Records excerpted from a collection:
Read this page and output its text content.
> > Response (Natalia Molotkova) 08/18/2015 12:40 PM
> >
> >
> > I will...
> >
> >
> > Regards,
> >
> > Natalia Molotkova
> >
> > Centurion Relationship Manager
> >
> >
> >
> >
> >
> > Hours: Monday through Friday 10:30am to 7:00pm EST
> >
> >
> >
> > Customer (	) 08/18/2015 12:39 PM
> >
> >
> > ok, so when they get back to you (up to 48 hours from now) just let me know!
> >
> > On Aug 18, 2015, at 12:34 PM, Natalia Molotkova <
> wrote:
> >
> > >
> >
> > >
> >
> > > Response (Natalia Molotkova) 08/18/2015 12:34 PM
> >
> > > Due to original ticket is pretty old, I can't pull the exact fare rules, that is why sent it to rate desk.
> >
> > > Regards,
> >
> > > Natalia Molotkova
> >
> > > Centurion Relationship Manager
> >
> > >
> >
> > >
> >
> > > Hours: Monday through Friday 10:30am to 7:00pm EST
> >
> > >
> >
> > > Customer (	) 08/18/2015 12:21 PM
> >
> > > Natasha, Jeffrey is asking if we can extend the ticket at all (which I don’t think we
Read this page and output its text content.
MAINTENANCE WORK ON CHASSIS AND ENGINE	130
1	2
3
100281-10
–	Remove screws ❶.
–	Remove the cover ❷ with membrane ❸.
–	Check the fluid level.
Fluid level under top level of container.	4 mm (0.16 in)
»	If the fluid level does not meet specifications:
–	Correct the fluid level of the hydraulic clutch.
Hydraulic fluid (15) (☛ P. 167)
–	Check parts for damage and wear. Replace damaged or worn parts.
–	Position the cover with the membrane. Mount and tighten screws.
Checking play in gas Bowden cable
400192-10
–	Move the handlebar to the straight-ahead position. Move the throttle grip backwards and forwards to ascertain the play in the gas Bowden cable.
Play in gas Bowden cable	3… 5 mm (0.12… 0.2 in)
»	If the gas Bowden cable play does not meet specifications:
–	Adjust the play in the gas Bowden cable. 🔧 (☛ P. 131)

Instructions to follow
Copy each line of the data above without altering a single character.

Problem solution
Read this page and output its text content.
> > Response (Natalia Molotkova) 08/18/2015 12:40 PM
> >
> >
> > I will...
> >
> >
> > Regards,
> >
> > Natalia Molotkova
> >
> > Centurion Relationship Manager
> >
> >
> >
> >
> >
> > Hours: Monday through Friday 10:30am to 7:00pm EST
> >
> >
> >
> > Customer (	) 08/18/2015 12:39 PM
> >
> >
> > ok, so when they get back to you (up to 48 hours from now) just let me know!
> >
> > On Aug 18, 2015, at 12:34 PM, Natalia Molotkova <
> wrote:
> >
> > >
> >
> > >
> >
> > > Response (Natalia Molotkova) 08/18/2015 12:34 PM
> >
> > > Due to original ticket is pretty old, I can't pull the exact fare rules, that is why sent it to rate desk.
> >
> > > Regards,
> >
> > > Natalia Molotkova
> >
> > > Centurion Relationship Manager
> >
> > >
> >
> > >
> >
> > > Hours: Monday through Friday 10:30am to 7:00pm EST
> >
> > >
> >
> > > Customer (	) 08/18/2015 12:21 PM
> >
> > > Natasha, Jeffrey is asking if we can extend the ticket at all (which I don’t think we
Read this page and output its text content.
MAINTENANCE WORK ON CHASSIS AND ENGINE	130
1	2
3
100281-10
–	Remove screws ❶.
–	Remove the cover ❷ with membrane ❸.
–	Check the fluid level.
Fluid level under top level of container.	4 mm (0.16 in)
»	If the fluid level does not meet specifications:
–	Correct the fluid level of the hydraulic clutch.
Hydraulic fluid (15) (☛ P. 167)
–	Check parts for damage and wear. Replace damaged or worn parts.
–	Position the cover with the membrane. Mount and tighten screws.
Checking play in gas Bowden cable
400192-10
–	Move the handlebar to the straight-ahead position. Move the throttle grip backwards and forwards to ascertain the play in the gas Bowden cable.
Play in gas Bowden cable	3… 5 mm (0.12… 0.2 in)
»	If the gas Bowden cable play does not meet specifications:
–	Adjust the play in the gas Bowden cable. 🔧 (☛ P. 131)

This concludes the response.